• _AVAILABLE RECORDS_
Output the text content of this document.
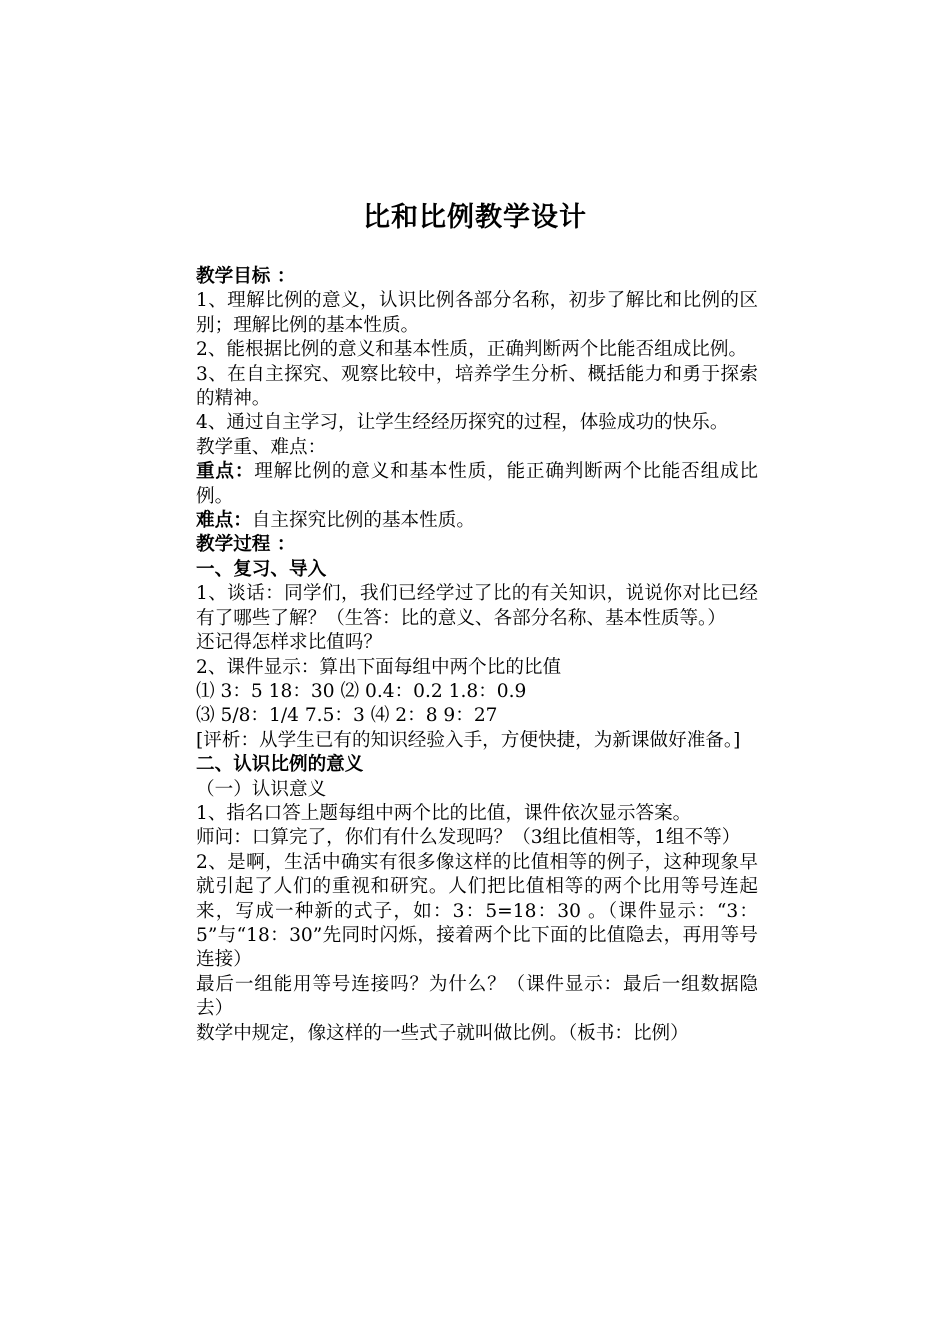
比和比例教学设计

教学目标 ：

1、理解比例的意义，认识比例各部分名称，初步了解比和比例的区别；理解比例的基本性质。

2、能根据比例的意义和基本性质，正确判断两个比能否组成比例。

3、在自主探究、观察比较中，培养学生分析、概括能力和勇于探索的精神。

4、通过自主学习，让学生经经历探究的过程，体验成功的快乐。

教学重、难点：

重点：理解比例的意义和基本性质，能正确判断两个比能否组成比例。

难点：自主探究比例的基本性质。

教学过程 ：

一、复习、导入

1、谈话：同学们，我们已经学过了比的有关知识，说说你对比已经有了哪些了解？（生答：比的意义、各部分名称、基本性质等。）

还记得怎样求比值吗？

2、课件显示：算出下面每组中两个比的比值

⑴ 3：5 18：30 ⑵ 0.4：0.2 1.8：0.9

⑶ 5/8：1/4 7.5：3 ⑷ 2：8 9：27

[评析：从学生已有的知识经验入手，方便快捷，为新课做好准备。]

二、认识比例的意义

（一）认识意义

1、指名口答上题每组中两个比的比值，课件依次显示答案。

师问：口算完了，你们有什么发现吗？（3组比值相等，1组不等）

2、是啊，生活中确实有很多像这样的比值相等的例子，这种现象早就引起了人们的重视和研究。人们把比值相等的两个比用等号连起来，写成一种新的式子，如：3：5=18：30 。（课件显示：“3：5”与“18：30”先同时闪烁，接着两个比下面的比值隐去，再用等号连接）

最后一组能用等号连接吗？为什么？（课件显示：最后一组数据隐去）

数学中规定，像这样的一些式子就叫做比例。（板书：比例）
* * *
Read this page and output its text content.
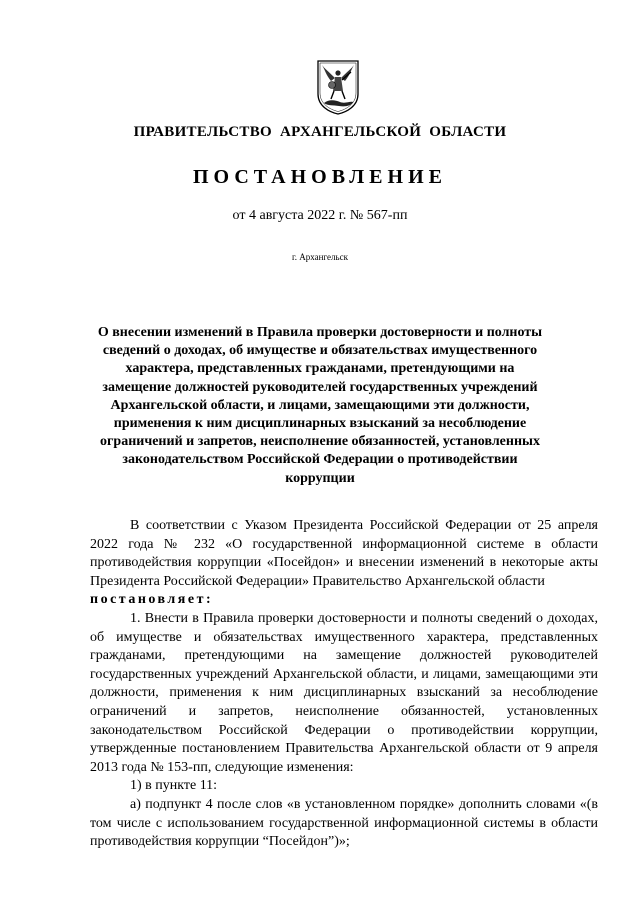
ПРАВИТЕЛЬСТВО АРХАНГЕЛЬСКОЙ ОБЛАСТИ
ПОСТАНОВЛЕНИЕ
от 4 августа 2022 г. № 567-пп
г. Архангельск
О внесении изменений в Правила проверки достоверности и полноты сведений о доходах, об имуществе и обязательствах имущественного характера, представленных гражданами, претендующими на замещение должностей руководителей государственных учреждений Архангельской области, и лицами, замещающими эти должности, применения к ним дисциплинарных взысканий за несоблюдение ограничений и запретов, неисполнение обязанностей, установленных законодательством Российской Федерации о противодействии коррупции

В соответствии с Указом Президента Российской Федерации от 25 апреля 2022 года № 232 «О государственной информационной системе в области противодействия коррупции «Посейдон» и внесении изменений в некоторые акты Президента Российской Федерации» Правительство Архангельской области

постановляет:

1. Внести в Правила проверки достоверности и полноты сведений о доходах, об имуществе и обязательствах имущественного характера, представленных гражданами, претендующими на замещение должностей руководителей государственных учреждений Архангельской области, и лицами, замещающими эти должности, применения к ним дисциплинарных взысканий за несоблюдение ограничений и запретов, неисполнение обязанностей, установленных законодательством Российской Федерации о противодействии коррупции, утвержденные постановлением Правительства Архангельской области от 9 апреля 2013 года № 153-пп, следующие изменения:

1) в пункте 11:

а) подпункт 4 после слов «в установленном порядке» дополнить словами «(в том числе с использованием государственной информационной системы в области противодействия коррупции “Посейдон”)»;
* * *
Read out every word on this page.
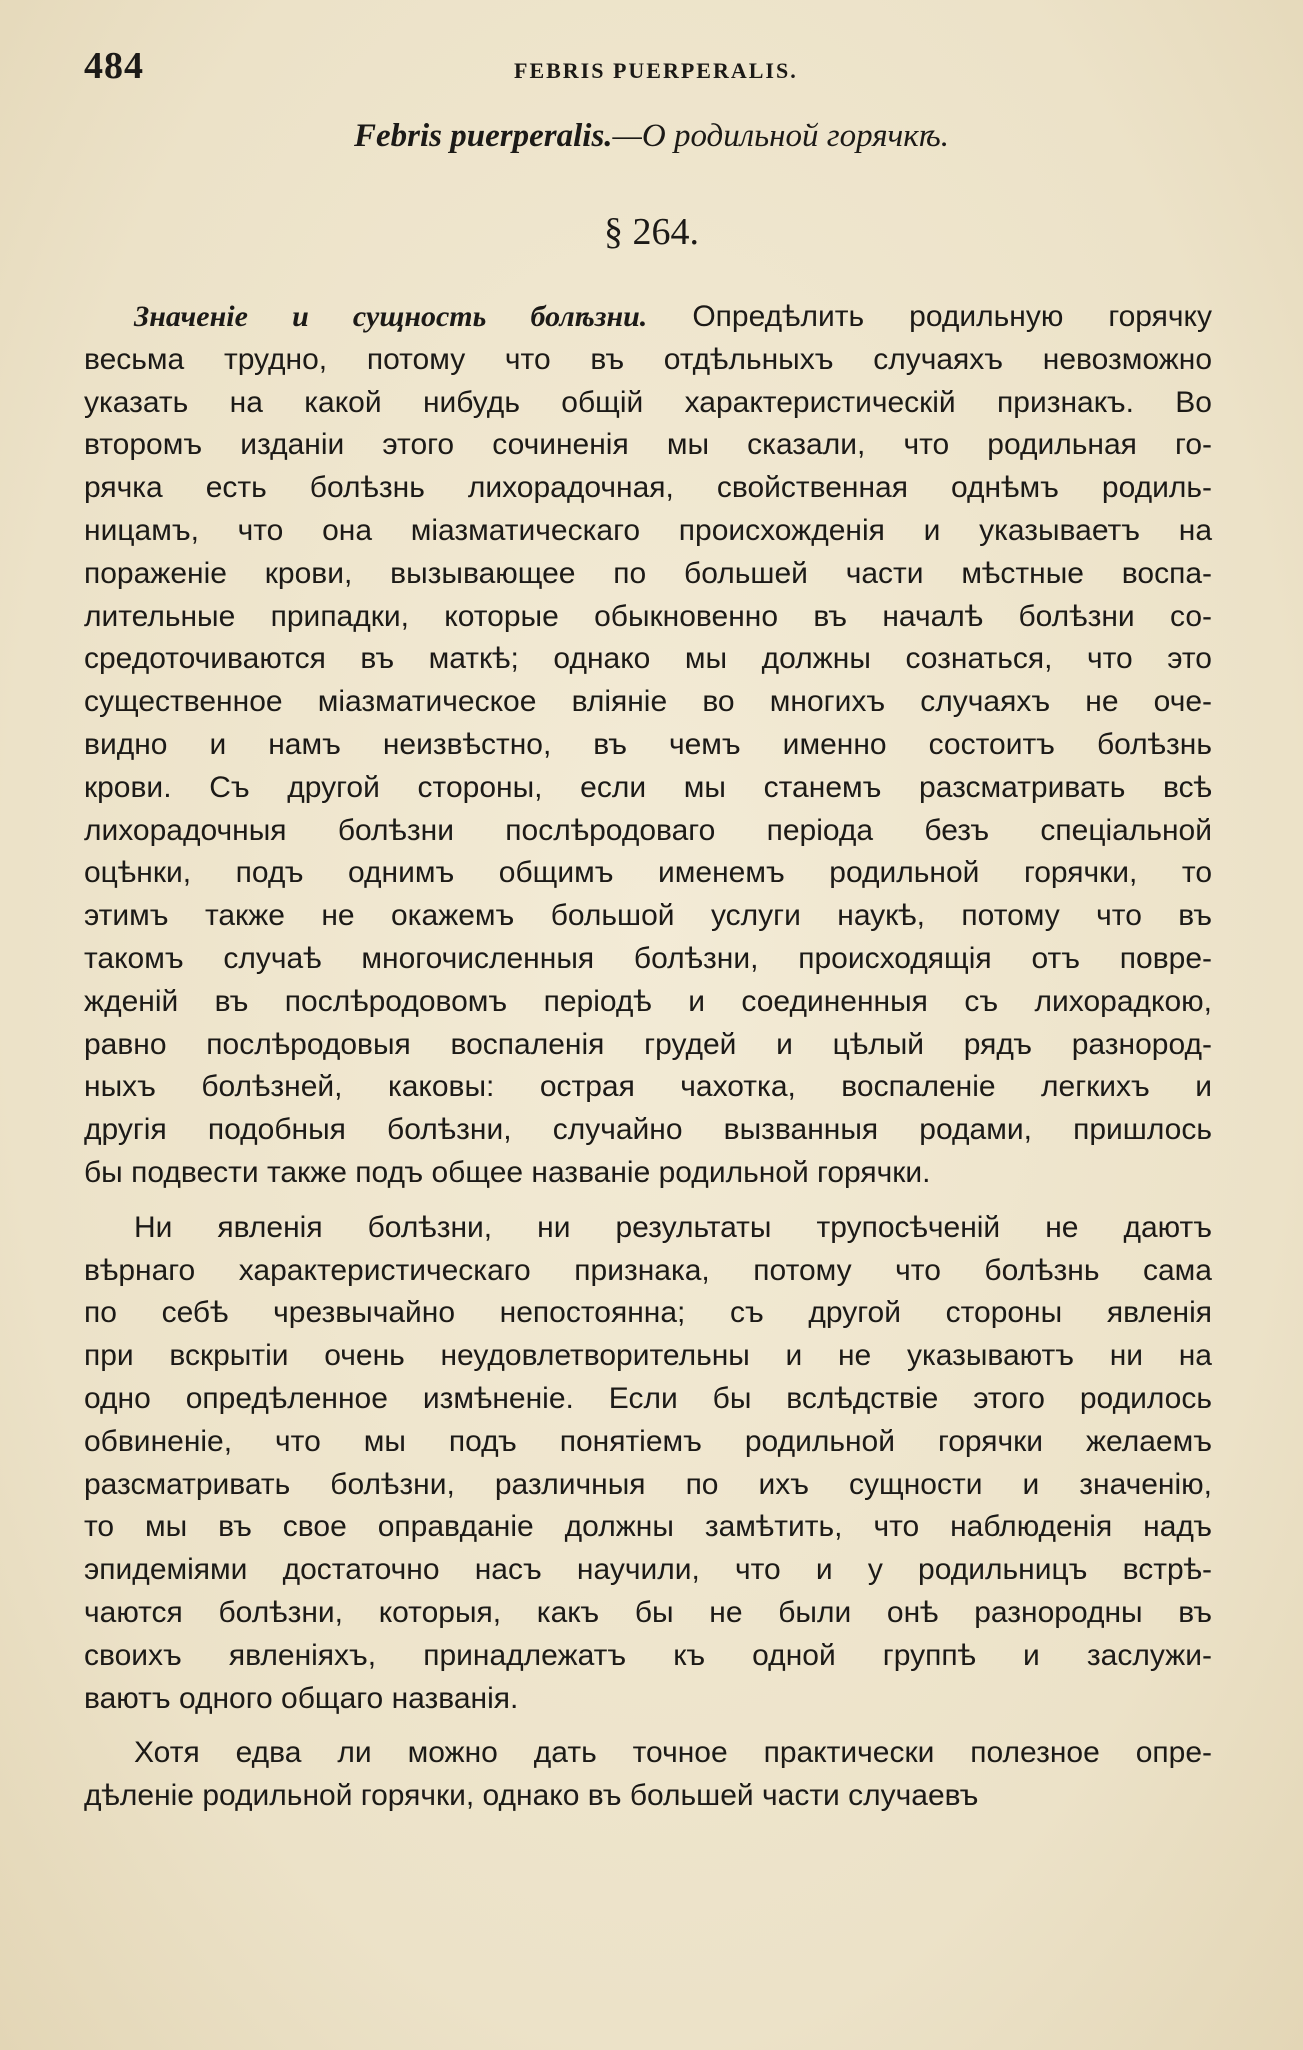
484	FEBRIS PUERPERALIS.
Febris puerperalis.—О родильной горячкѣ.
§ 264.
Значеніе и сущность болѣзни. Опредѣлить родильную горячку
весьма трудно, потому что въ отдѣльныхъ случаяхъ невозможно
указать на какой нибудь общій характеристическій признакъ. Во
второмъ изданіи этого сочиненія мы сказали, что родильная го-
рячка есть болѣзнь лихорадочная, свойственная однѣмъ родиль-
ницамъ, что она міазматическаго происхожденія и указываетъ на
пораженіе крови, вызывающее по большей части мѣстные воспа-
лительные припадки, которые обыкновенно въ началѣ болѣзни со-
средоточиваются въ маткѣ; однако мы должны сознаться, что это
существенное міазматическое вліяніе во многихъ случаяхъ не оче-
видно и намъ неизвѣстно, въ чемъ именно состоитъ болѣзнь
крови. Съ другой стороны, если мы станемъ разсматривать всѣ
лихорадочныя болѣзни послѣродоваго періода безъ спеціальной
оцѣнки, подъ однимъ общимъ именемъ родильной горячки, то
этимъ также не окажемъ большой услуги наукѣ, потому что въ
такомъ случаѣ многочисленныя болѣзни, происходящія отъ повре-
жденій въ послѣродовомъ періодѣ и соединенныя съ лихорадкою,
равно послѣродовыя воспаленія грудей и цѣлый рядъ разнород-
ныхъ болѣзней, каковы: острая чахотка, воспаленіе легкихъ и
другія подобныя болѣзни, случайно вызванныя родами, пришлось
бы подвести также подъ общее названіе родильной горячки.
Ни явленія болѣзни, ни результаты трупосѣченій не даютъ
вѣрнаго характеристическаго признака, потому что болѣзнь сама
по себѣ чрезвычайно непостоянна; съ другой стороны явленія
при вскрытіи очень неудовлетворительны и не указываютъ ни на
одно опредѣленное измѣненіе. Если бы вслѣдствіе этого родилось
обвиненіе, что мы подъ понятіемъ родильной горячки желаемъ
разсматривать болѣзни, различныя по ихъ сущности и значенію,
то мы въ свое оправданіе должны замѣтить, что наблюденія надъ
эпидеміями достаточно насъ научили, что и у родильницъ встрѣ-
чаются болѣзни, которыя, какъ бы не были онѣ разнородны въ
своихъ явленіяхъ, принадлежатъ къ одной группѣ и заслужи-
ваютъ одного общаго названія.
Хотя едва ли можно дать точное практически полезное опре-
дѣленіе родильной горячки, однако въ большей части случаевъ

• _WHAT YOU HAVE TO DO_
Among the lines of the material, find those that hold the word "случаяхъ" and copy them.

• _ANSWER IN FULL_
весьма трудно, потому что въ отдѣльныхъ случаяхъ невозможно
существенное міазматическое вліяніе во многихъ случаяхъ не оче-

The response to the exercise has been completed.